── Given entries ──

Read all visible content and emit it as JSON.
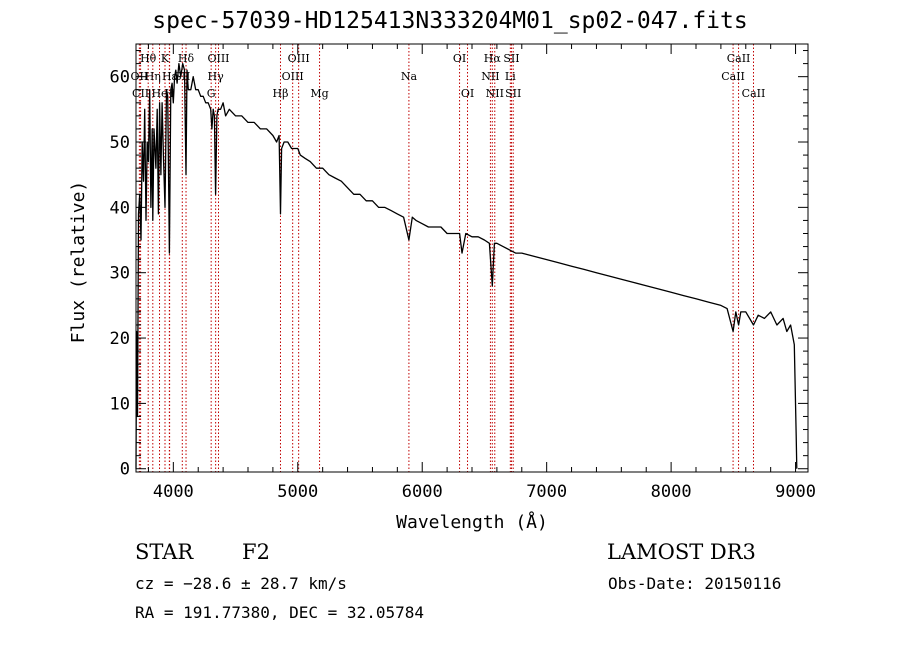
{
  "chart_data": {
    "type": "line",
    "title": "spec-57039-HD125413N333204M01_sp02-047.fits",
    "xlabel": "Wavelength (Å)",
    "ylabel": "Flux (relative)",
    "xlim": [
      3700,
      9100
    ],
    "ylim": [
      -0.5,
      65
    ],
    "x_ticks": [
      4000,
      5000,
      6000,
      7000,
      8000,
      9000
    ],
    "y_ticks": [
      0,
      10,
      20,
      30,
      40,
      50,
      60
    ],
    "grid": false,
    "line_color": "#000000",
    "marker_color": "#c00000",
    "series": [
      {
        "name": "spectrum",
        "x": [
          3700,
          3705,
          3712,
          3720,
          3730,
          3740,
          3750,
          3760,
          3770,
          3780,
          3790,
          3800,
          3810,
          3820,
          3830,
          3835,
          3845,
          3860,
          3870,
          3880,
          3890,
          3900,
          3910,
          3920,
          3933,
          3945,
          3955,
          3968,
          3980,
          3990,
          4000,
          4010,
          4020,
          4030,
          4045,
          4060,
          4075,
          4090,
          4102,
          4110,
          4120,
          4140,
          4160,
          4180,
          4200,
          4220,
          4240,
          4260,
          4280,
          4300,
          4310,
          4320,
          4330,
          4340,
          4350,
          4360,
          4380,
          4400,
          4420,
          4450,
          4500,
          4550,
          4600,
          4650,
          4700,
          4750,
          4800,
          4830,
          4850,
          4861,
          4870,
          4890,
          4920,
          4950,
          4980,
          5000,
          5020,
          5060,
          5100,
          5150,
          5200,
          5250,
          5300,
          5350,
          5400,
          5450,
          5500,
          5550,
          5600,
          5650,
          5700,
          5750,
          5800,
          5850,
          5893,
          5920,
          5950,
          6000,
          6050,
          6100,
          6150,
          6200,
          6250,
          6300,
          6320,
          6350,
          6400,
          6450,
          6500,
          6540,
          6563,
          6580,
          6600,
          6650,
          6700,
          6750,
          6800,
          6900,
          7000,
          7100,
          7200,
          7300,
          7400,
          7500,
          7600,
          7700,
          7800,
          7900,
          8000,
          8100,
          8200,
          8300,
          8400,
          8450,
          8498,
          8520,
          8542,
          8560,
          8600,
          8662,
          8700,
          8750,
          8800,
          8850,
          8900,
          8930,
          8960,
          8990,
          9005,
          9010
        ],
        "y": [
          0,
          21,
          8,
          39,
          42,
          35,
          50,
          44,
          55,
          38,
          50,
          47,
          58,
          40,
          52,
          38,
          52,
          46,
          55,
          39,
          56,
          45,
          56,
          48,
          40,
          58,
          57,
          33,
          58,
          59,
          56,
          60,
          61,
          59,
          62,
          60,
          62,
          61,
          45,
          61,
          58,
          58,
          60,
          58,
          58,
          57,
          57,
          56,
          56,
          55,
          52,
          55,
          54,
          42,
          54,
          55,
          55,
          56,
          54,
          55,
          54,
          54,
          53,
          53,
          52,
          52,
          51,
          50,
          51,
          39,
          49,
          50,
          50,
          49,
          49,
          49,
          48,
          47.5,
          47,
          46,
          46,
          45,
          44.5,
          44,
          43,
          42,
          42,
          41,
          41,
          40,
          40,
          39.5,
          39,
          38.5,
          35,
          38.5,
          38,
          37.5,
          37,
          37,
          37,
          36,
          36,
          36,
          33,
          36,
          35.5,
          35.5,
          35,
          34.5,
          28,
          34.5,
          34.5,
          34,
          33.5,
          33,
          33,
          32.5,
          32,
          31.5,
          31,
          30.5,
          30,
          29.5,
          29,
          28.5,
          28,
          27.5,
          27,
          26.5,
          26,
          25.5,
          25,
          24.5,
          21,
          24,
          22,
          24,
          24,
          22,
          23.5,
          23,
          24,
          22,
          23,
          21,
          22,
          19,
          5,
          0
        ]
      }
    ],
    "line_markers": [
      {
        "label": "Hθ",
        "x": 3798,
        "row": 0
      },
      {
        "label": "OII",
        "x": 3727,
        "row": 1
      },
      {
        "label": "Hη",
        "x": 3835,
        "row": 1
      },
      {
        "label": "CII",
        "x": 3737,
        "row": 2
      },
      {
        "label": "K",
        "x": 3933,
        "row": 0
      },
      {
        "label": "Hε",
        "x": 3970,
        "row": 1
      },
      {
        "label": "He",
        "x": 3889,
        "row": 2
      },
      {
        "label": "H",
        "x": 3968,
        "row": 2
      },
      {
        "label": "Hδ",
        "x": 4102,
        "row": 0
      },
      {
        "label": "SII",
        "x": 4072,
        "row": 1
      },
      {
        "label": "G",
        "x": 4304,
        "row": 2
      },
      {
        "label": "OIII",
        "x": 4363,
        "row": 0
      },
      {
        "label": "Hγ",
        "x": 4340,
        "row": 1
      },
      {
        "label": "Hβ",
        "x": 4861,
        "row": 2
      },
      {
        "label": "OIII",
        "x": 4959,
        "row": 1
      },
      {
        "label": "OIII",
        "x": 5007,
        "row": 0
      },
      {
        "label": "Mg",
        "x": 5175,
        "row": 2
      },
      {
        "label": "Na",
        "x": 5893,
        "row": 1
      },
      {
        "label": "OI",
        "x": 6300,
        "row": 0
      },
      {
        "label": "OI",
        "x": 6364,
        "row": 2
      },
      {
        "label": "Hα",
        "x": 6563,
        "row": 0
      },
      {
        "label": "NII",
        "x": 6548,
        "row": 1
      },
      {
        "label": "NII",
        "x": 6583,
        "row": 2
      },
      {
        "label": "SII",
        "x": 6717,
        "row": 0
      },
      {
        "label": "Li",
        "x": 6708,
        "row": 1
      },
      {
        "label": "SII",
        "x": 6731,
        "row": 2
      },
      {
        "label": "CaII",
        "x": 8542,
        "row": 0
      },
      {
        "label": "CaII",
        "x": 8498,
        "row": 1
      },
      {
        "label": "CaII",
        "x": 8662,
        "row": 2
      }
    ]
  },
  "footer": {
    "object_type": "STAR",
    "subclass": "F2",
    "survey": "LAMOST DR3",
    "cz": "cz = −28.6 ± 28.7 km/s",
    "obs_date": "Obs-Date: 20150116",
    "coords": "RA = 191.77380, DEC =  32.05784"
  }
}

───
── Given entries ──

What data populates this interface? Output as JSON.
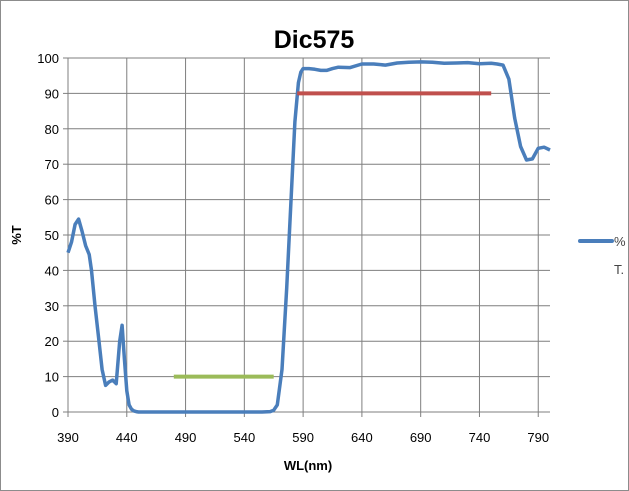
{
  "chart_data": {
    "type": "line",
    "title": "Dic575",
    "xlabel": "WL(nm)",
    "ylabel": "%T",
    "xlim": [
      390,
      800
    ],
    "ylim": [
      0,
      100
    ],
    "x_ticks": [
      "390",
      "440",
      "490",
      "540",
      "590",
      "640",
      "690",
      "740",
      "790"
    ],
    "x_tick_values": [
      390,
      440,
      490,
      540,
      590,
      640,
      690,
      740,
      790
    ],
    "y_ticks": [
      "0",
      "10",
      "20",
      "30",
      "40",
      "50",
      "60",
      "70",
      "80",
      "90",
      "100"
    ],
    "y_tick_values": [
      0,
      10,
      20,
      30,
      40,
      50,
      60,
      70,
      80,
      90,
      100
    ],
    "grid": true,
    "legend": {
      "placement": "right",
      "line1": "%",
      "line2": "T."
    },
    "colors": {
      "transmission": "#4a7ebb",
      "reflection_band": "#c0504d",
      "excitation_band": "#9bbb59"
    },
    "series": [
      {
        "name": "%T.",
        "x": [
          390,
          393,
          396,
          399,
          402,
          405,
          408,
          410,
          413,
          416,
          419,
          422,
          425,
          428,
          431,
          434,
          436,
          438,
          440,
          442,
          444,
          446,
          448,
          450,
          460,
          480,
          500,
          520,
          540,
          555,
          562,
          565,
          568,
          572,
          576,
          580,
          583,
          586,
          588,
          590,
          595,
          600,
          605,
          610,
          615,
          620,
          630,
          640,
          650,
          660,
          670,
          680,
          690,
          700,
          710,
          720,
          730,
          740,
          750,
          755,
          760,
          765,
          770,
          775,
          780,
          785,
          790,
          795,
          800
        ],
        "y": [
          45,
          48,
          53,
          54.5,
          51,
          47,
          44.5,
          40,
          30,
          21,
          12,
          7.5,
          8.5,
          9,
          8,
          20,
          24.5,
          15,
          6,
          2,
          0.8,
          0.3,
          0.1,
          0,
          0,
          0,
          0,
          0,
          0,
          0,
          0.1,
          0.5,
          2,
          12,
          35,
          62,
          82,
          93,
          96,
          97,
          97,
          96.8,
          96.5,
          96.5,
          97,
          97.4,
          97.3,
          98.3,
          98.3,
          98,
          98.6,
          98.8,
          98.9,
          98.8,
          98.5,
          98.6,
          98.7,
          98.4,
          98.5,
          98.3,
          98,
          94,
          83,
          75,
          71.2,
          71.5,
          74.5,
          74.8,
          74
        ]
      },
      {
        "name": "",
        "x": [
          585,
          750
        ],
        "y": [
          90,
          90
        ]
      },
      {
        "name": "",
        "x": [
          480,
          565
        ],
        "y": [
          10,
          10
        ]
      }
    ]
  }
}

───

**Given problem**.
Scan the material above. Copy each line where "JSON" occurs.

**Solution**.
Read all visible content and emit it as JSON.
What data populates this interface? Output as JSON.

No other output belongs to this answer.